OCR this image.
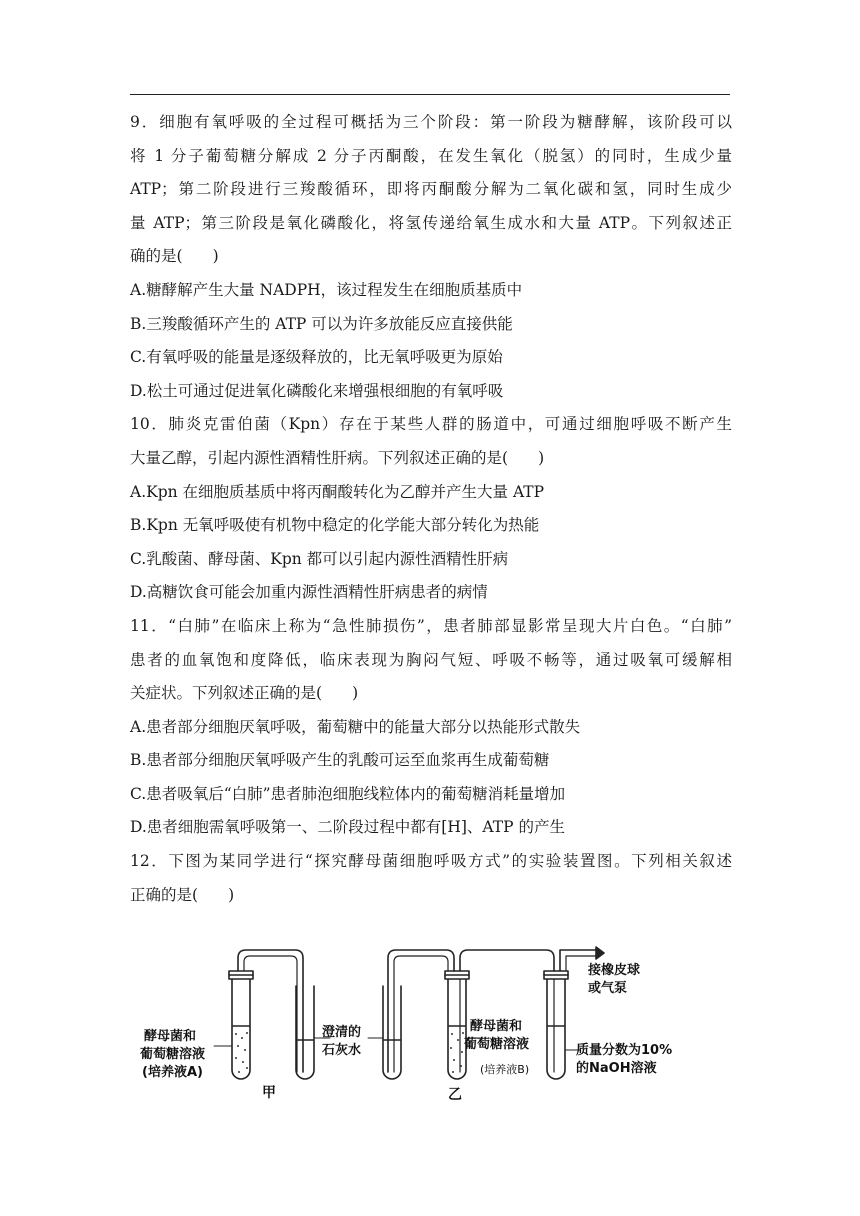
9．细胞有氧呼吸的全过程可概括为三个阶段：第一阶段为糖酵解，该阶段可以
将 1 分子葡萄糖分解成 2 分子丙酮酸，在发生氧化（脱氢）的同时，生成少量
ATP；第二阶段进行三羧酸循环，即将丙酮酸分解为二氧化碳和氢，同时生成少
量 ATP；第三阶段是氧化磷酸化，将氢传递给氧生成水和大量 ATP。下列叙述正
确的是( )
A.糖酵解产生大量 NADPH，该过程发生在细胞质基质中
B.三羧酸循环产生的 ATP 可以为许多放能反应直接供能
C.有氧呼吸的能量是逐级释放的，比无氧呼吸更为原始
D.松土可通过促进氧化磷酸化来增强根细胞的有氧呼吸
10．肺炎克雷伯菌（Kpn）存在于某些人群的肠道中，可通过细胞呼吸不断产生
大量乙醇，引起内源性酒精性肝病。下列叙述正确的是( )
A.Kpn 在细胞质基质中将丙酮酸转化为乙醇并产生大量 ATP
B.Kpn 无氧呼吸使有机物中稳定的化学能大部分转化为热能
C.乳酸菌、酵母菌、Kpn 都可以引起内源性酒精性肝病
D.高糖饮食可能会加重内源性酒精性肝病患者的病情
11．“白肺”在临床上称为“急性肺损伤”，患者肺部显影常呈现大片白色。“白肺”
患者的血氧饱和度降低，临床表现为胸闷气短、呼吸不畅等，通过吸氧可缓解相
关症状。下列叙述正确的是( )
A.患者部分细胞厌氧呼吸，葡萄糖中的能量大部分以热能形式散失
B.患者部分细胞厌氧呼吸产生的乳酸可运至血浆再生成葡萄糖
C.患者吸氧后“白肺”患者肺泡细胞线粒体内的葡萄糖消耗量增加
D.患者细胞需氧呼吸第一、二阶段过程中都有[H]、ATP 的产生
12．下图为某同学进行“探究酵母菌细胞呼吸方式”的实验装置图。下列相关叙述
正确的是( )
酵母菌和
葡萄糖溶液
(培养液A)
澄清的
石灰水
酵母菌和
葡萄糖溶液
(培养液B)
接橡皮球
或气泵
质量分数为10%
的NaOH溶液
甲	乙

- - - -

Each line holding the word "下列叙述正确的是" counts once; report the total and nothing else.

2